:: DATASET CONTENT ::

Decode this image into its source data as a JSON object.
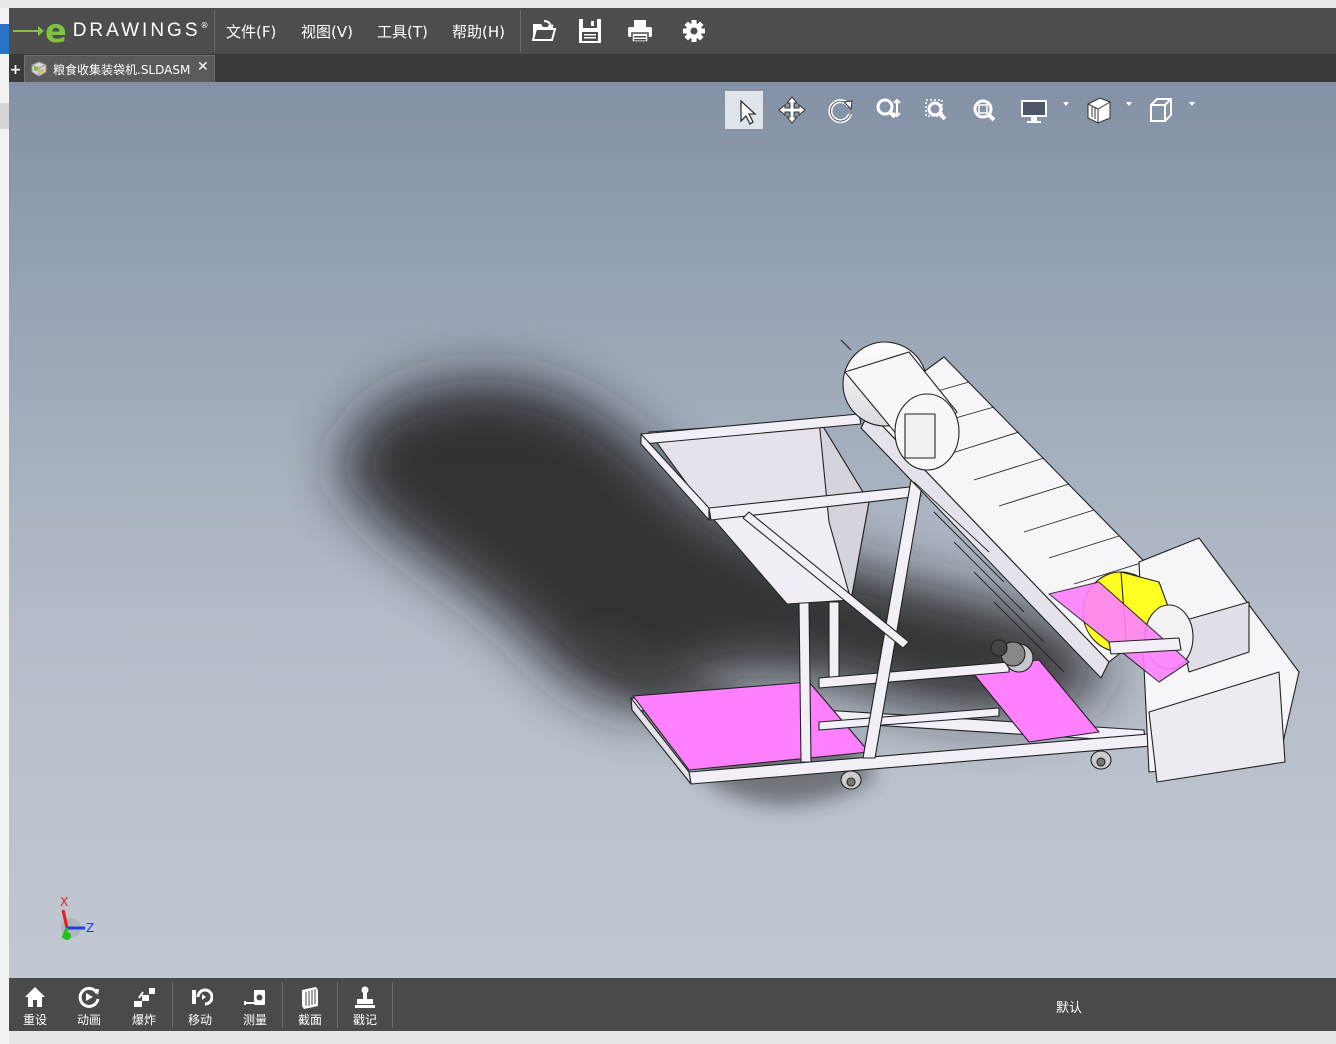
{
  "app": {
    "logo_text": "DRAWINGS",
    "logo_letter": "e",
    "accent_color": "#7fc241"
  },
  "menu": [
    {
      "label": "文件(F)"
    },
    {
      "label": "视图(V)"
    },
    {
      "label": "工具(T)"
    },
    {
      "label": "帮助(H)"
    }
  ],
  "menubar_icons": [
    "open-folder-icon",
    "save-icon",
    "print-icon",
    "settings-gear-icon"
  ],
  "tabs": {
    "new_tab": "+",
    "document": {
      "label": "粮食收集装袋机.SLDASM",
      "close": "✕"
    }
  },
  "view_toolbar": [
    "select-arrow-icon",
    "pan-icon",
    "rotate-icon",
    "zoom-icon",
    "zoom-to-area-icon",
    "zoom-to-fit-icon",
    "display-style-icon",
    "shading-icon",
    "standard-views-icon"
  ],
  "triad": {
    "x": "X",
    "z": "Z"
  },
  "bottom_toolbar": [
    {
      "label": "重设",
      "icon": "home-icon"
    },
    {
      "label": "动画",
      "icon": "animate-icon"
    },
    {
      "label": "爆炸",
      "icon": "explode-icon"
    },
    {
      "label": "移动",
      "icon": "move-icon"
    },
    {
      "label": "测量",
      "icon": "measure-icon"
    },
    {
      "label": "截面",
      "icon": "section-icon"
    },
    {
      "label": "戳记",
      "icon": "stamp-icon"
    }
  ],
  "status": {
    "configuration": "默认"
  },
  "colors": {
    "pink_panel": "#ff80ff",
    "yellow_drum": "#ffff22",
    "frame_white": "#f2f0f6"
  }
}
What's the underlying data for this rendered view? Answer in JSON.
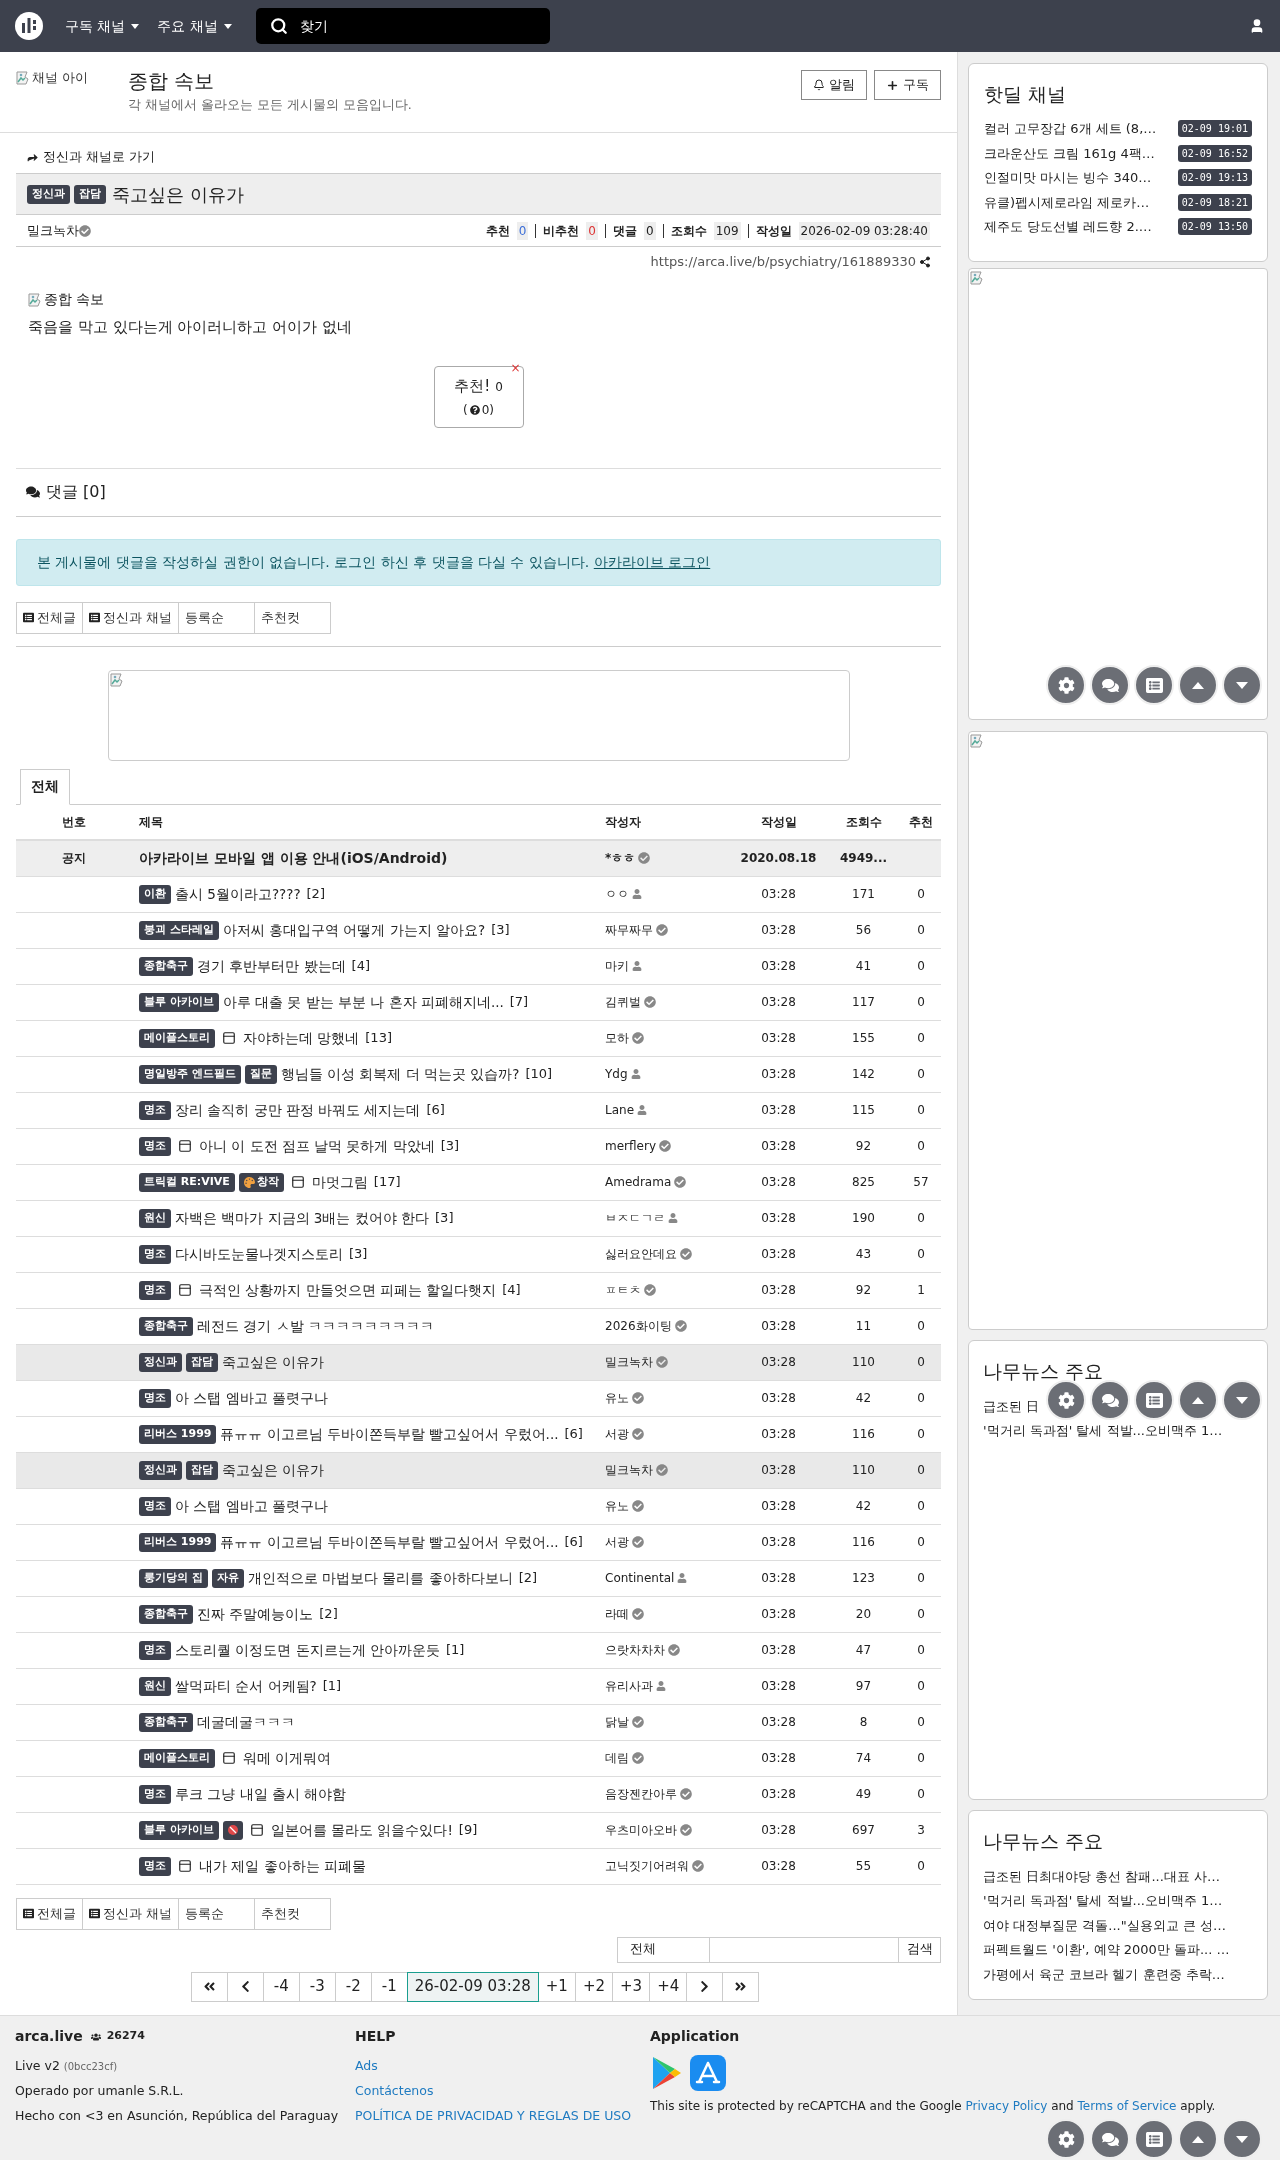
{
  "navbar": {
    "menus": [
      {
        "label": "구독 채널"
      },
      {
        "label": "주요 채널"
      }
    ],
    "search": {
      "placeholder": "찾기"
    }
  },
  "channel": {
    "icon_alt": "채널 아이",
    "title": "종합 속보",
    "description": "각 채널에서 올라오는 모든 게시물의 모음입니다.",
    "buttons": [
      {
        "kind": "bell",
        "label": "알림"
      },
      {
        "kind": "plus",
        "label": "구독"
      }
    ]
  },
  "article": {
    "back_link": "정신과 채널로 가기",
    "tags": [
      {
        "label": "정신과"
      },
      {
        "label": "잡담"
      }
    ],
    "title": "죽고싶은 이유가",
    "author": "밀크녹차",
    "stats": [
      {
        "label": "추천",
        "value": "0",
        "color": "#3d6fd8"
      },
      {
        "label": "비추천",
        "value": "0",
        "color": "#dd3333"
      },
      {
        "label": "댓글",
        "value": "0",
        "color": "#222222"
      },
      {
        "label": "조회수",
        "value": "109",
        "color": "#222222"
      },
      {
        "label": "작성일",
        "value": "2026-02-09 03:28:40",
        "color": "#222222"
      }
    ],
    "url": "https://arca.live/b/psychiatry/161889330",
    "image_alt": "종합 속보",
    "body": "죽음을 막고 있다는게 아이러니하고 어이가 없네",
    "vote": {
      "label": "추천!",
      "count": "0",
      "sub_open": "(",
      "sub_count": "0)",
      "close": "×"
    }
  },
  "comments": {
    "heading": "댓글 [0]",
    "notice": "본 게시물에 댓글을 작성하실 권한이 없습니다. 로그인 하신 후 댓글을 다실 수 있습니다.",
    "login_link": "아카라이브 로그인"
  },
  "filters": [
    {
      "label": "전체글",
      "icon": true
    },
    {
      "label": "정신과 채널",
      "icon": true
    },
    {
      "label": "등록순",
      "icon": false
    },
    {
      "label": "추천컷",
      "icon": false
    }
  ],
  "tabs": [
    {
      "label": "전체",
      "selected": true
    }
  ],
  "table": {
    "columns": [
      "번호",
      "제목",
      "작성자",
      "작성일",
      "조회수",
      "추천"
    ],
    "rows": [
      {
        "kind": "notice",
        "number": "공지",
        "tags": [],
        "image": false,
        "title": "아카라이브 모바일 앱 이용 안내(iOS/Android)",
        "comments": "",
        "author": "*ㅎㅎ",
        "member": true,
        "date": "2020.08.18",
        "views": "4949...",
        "votes": "",
        "selected": false
      },
      {
        "kind": "post",
        "tags": [
          {
            "label": "이환"
          }
        ],
        "image": false,
        "title": "출시 5월이라고????",
        "comments": "[2]",
        "author": "ㅇㅇ",
        "member": false,
        "date": "03:28",
        "views": "171",
        "votes": "0",
        "selected": false
      },
      {
        "kind": "post",
        "tags": [
          {
            "label": "붕괴 스타레일"
          }
        ],
        "image": false,
        "title": "아저씨 홍대입구역 어떻게 가는지 알아요?",
        "comments": "[3]",
        "author": "짜무짜무",
        "member": true,
        "date": "03:28",
        "views": "56",
        "votes": "0",
        "selected": false
      },
      {
        "kind": "post",
        "tags": [
          {
            "label": "종합축구"
          }
        ],
        "image": false,
        "title": "경기 후반부터만 봤는데",
        "comments": "[4]",
        "author": "마키",
        "member": false,
        "date": "03:28",
        "views": "41",
        "votes": "0",
        "selected": false
      },
      {
        "kind": "post",
        "tags": [
          {
            "label": "블루 아카이브"
          }
        ],
        "image": false,
        "title": "아루 대출 못 받는 부분 나 혼자 피폐해지네...",
        "comments": "[7]",
        "author": "김퀴벌",
        "member": true,
        "date": "03:28",
        "views": "117",
        "votes": "0",
        "selected": false
      },
      {
        "kind": "post",
        "tags": [
          {
            "label": "메이플스토리"
          }
        ],
        "image": true,
        "title": "자야하는데 망했네",
        "comments": "[13]",
        "author": "모하",
        "member": true,
        "date": "03:28",
        "views": "155",
        "votes": "0",
        "selected": false
      },
      {
        "kind": "post",
        "tags": [
          {
            "label": "명일방주 엔드필드"
          },
          {
            "label": "질문"
          }
        ],
        "image": false,
        "title": "행님들 이성 회복제 더 먹는곳 있습까?",
        "comments": "[10]",
        "author": "Ydg",
        "member": false,
        "date": "03:28",
        "views": "142",
        "votes": "0",
        "selected": false
      },
      {
        "kind": "post",
        "tags": [
          {
            "label": "명조"
          }
        ],
        "image": false,
        "title": "장리 솔직히 궁만 판정 바꿔도 세지는데",
        "comments": "[6]",
        "author": "Lane",
        "member": false,
        "date": "03:28",
        "views": "115",
        "votes": "0",
        "selected": false
      },
      {
        "kind": "post",
        "tags": [
          {
            "label": "명조"
          }
        ],
        "image": true,
        "title": "아니 이 도전 점프 날먹 못하게 막았네",
        "comments": "[3]",
        "author": "merflery",
        "member": true,
        "date": "03:28",
        "views": "92",
        "votes": "0",
        "selected": false
      },
      {
        "kind": "post",
        "tags": [
          {
            "label": "트릭컬 RE:VIVE"
          },
          {
            "label": "창작",
            "kind": "palette"
          }
        ],
        "image": true,
        "title": "마멋그림",
        "comments": "[17]",
        "author": "Amedrama",
        "member": true,
        "date": "03:28",
        "views": "825",
        "votes": "57",
        "selected": false
      },
      {
        "kind": "post",
        "tags": [
          {
            "label": "원신"
          }
        ],
        "image": false,
        "title": "자백은 백마가 지금의 3배는 컸어야 한다",
        "comments": "[3]",
        "author": "ㅂㅈㄷㄱㄹ",
        "member": false,
        "date": "03:28",
        "views": "190",
        "votes": "0",
        "selected": false
      },
      {
        "kind": "post",
        "tags": [
          {
            "label": "명조"
          }
        ],
        "image": false,
        "title": "다시바도눈물나겟지스토리",
        "comments": "[3]",
        "author": "싫러요안데요",
        "member": true,
        "date": "03:28",
        "views": "43",
        "votes": "0",
        "selected": false
      },
      {
        "kind": "post",
        "tags": [
          {
            "label": "명조"
          }
        ],
        "image": true,
        "title": "극적인 상황까지 만들엇으면 피페는 할일다햇지",
        "comments": "[4]",
        "author": "ㅍㅌㅊ",
        "member": true,
        "date": "03:28",
        "views": "92",
        "votes": "1",
        "selected": false
      },
      {
        "kind": "post",
        "tags": [
          {
            "label": "종합축구"
          }
        ],
        "image": false,
        "title": "레전드 경기 ㅅ발 ㅋㅋㅋㅋㅋㅋㅋㅋㅋ",
        "comments": "",
        "author": "2026화이팅",
        "member": true,
        "date": "03:28",
        "views": "11",
        "votes": "0",
        "selected": false
      },
      {
        "kind": "post",
        "tags": [
          {
            "label": "정신과"
          },
          {
            "label": "잡담"
          }
        ],
        "image": false,
        "title": "죽고싶은 이유가",
        "comments": "",
        "author": "밀크녹차",
        "member": true,
        "date": "03:28",
        "views": "110",
        "votes": "0",
        "selected": true
      },
      {
        "kind": "post",
        "tags": [
          {
            "label": "명조"
          }
        ],
        "image": false,
        "title": "아 스탭 엠바고 풀렷구나",
        "comments": "",
        "author": "유노",
        "member": true,
        "date": "03:28",
        "views": "42",
        "votes": "0",
        "selected": false
      },
      {
        "kind": "post",
        "tags": [
          {
            "label": "리버스 1999"
          }
        ],
        "image": false,
        "title": "퓨ㅠㅠ 이고르님 두바이쫀득부랄 빨고싶어서 우렀어...",
        "comments": "[6]",
        "author": "서광",
        "member": true,
        "date": "03:28",
        "views": "116",
        "votes": "0",
        "selected": false
      },
      {
        "kind": "post",
        "tags": [
          {
            "label": "정신과"
          },
          {
            "label": "잡담"
          }
        ],
        "image": false,
        "title": "죽고싶은 이유가",
        "comments": "",
        "author": "밀크녹차",
        "member": true,
        "date": "03:28",
        "views": "110",
        "votes": "0",
        "selected": true
      },
      {
        "kind": "post",
        "tags": [
          {
            "label": "명조"
          }
        ],
        "image": false,
        "title": "아 스탭 엠바고 풀렷구나",
        "comments": "",
        "author": "유노",
        "member": true,
        "date": "03:28",
        "views": "42",
        "votes": "0",
        "selected": false
      },
      {
        "kind": "post",
        "tags": [
          {
            "label": "리버스 1999"
          }
        ],
        "image": false,
        "title": "퓨ㅠㅠ 이고르님 두바이쫀득부랄 빨고싶어서 우렀어...",
        "comments": "[6]",
        "author": "서광",
        "member": true,
        "date": "03:28",
        "views": "116",
        "votes": "0",
        "selected": false
      },
      {
        "kind": "post",
        "tags": [
          {
            "label": "룽기당의 집"
          },
          {
            "label": "자유"
          }
        ],
        "image": false,
        "title": "개인적으로 마법보다 물리를 좋아하다보니",
        "comments": "[2]",
        "author": "Continental",
        "member": false,
        "date": "03:28",
        "views": "123",
        "votes": "0",
        "selected": false
      },
      {
        "kind": "post",
        "tags": [
          {
            "label": "종합축구"
          }
        ],
        "image": false,
        "title": "진짜 주말예능이노",
        "comments": "[2]",
        "author": "라떼",
        "member": true,
        "date": "03:28",
        "views": "20",
        "votes": "0",
        "selected": false
      },
      {
        "kind": "post",
        "tags": [
          {
            "label": "명조"
          }
        ],
        "image": false,
        "title": "스토리퀄 이정도면 돈지르는게 안아까운듯",
        "comments": "[1]",
        "author": "으랏차차차",
        "member": true,
        "date": "03:28",
        "views": "47",
        "votes": "0",
        "selected": false
      },
      {
        "kind": "post",
        "tags": [
          {
            "label": "원신"
          }
        ],
        "image": false,
        "title": "쌀먹파티 순서 어케됨?",
        "comments": "[1]",
        "author": "유리사과",
        "member": false,
        "date": "03:28",
        "views": "97",
        "votes": "0",
        "selected": false
      },
      {
        "kind": "post",
        "tags": [
          {
            "label": "종합축구"
          }
        ],
        "image": false,
        "title": "데굴데굴ㅋㅋㅋ",
        "comments": "",
        "author": "닭날",
        "member": true,
        "date": "03:28",
        "views": "8",
        "votes": "0",
        "selected": false
      },
      {
        "kind": "post",
        "tags": [
          {
            "label": "메이플스토리"
          }
        ],
        "image": true,
        "title": "워메 이게뭐여",
        "comments": "",
        "author": "데림",
        "member": true,
        "date": "03:28",
        "views": "74",
        "votes": "0",
        "selected": false
      },
      {
        "kind": "post",
        "tags": [
          {
            "label": "명조"
          }
        ],
        "image": false,
        "title": "루크 그냥 내일 출시 해야함",
        "comments": "",
        "author": "음장젠칸아루",
        "member": true,
        "date": "03:28",
        "views": "49",
        "votes": "0",
        "selected": false
      },
      {
        "kind": "post",
        "tags": [
          {
            "label": "블루 아카이브"
          },
          {
            "kind": "adult"
          }
        ],
        "image": true,
        "title": "일본어를 몰라도 읽을수있다!",
        "comments": "[9]",
        "author": "우츠미아오바",
        "member": true,
        "date": "03:28",
        "views": "697",
        "votes": "3",
        "selected": false
      },
      {
        "kind": "post",
        "tags": [
          {
            "label": "명조"
          }
        ],
        "image": true,
        "title": "내가 제일 좋아하는 피폐물",
        "comments": "",
        "author": "고닉짓기어려워",
        "member": true,
        "date": "03:28",
        "views": "55",
        "votes": "0",
        "selected": false
      }
    ]
  },
  "bottom_filters": [
    {
      "label": "전체글",
      "icon": true
    },
    {
      "label": "정신과 채널",
      "icon": true
    },
    {
      "label": "등록순",
      "icon": false
    },
    {
      "label": "추천컷",
      "icon": false
    }
  ],
  "search": {
    "scope": "전체",
    "button": "검색"
  },
  "pagination": [
    {
      "kind": "first",
      "selected": false
    },
    {
      "kind": "prev",
      "selected": false
    },
    {
      "kind": "page",
      "label": "-4",
      "selected": false
    },
    {
      "kind": "page",
      "label": "-3",
      "selected": false
    },
    {
      "kind": "page",
      "label": "-2",
      "selected": false
    },
    {
      "kind": "page",
      "label": "-1",
      "selected": false
    },
    {
      "kind": "page",
      "label": "26-02-09 03:28",
      "selected": true
    },
    {
      "kind": "page",
      "label": "+1",
      "selected": false
    },
    {
      "kind": "page",
      "label": "+2",
      "selected": false
    },
    {
      "kind": "page",
      "label": "+3",
      "selected": false
    },
    {
      "kind": "page",
      "label": "+4",
      "selected": false
    },
    {
      "kind": "next",
      "selected": false
    },
    {
      "kind": "last",
      "selected": false
    }
  ],
  "sidebar": {
    "hotdeal": {
      "title": "핫딜 채널",
      "items": [
        {
          "title": "컬러 고무장갑 6개 세트 (8,…",
          "time": "02-09 19:01"
        },
        {
          "title": "크라운산도 크림 161g 4팩…",
          "time": "02-09 16:52"
        },
        {
          "title": "인절미맛 마시는 빙수 340…",
          "time": "02-09 19:13"
        },
        {
          "title": "유클)펩시제로라임 제로카…",
          "time": "02-09 18:21"
        },
        {
          "title": "제주도 당도선별 레드향 2.…",
          "time": "02-09 13:50"
        }
      ]
    },
    "news": [
      {
        "title": "나무뉴스 주요",
        "items": [
          "급조된 日",
          "'먹거리 독과점' 탈세 적발...오비맥주 1…"
        ]
      },
      {
        "title": "나무뉴스 주요",
        "items": [
          "급조된 日최대야당 총선 참패...대표 사…",
          "'먹거리 독과점' 탈세 적발...오비맥주 1…",
          "여야 대정부질문 격돌...\"실용외교 큰 성…",
          "퍼펙트월드 '이환', 예약 2000만 돌파... …",
          "가평에서 육군 코브라 헬기 훈련중 추락…"
        ]
      }
    ]
  },
  "footer": {
    "site": "arca.live",
    "users": "26274",
    "version": "Live v2",
    "build": "(0bcc23cf)",
    "operator": "Operado por umanle S.R.L.",
    "made": "Hecho con <3 en Asunción, República del Paraguay",
    "help_title": "HELP",
    "help_links": [
      "Ads",
      "Contáctenos",
      "POLÍTICA DE PRIVACIDAD Y REGLAS DE USO"
    ],
    "app_title": "Application",
    "recaptcha": [
      "This site is protected by reCAPTCHA and the Google ",
      "Privacy Policy",
      " and ",
      "Terms of Service",
      " apply."
    ]
  }
}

:::

EXERCISE DIRECTIONS
Check every line for "time" and show the ones that have it.

SOLUTION FOR THIS TASK
          "time": "02-09 19:01"
          "time": "02-09 16:52"
          "time": "02-09 19:13"
          "time": "02-09 18:21"
          "time": "02-09 13:50"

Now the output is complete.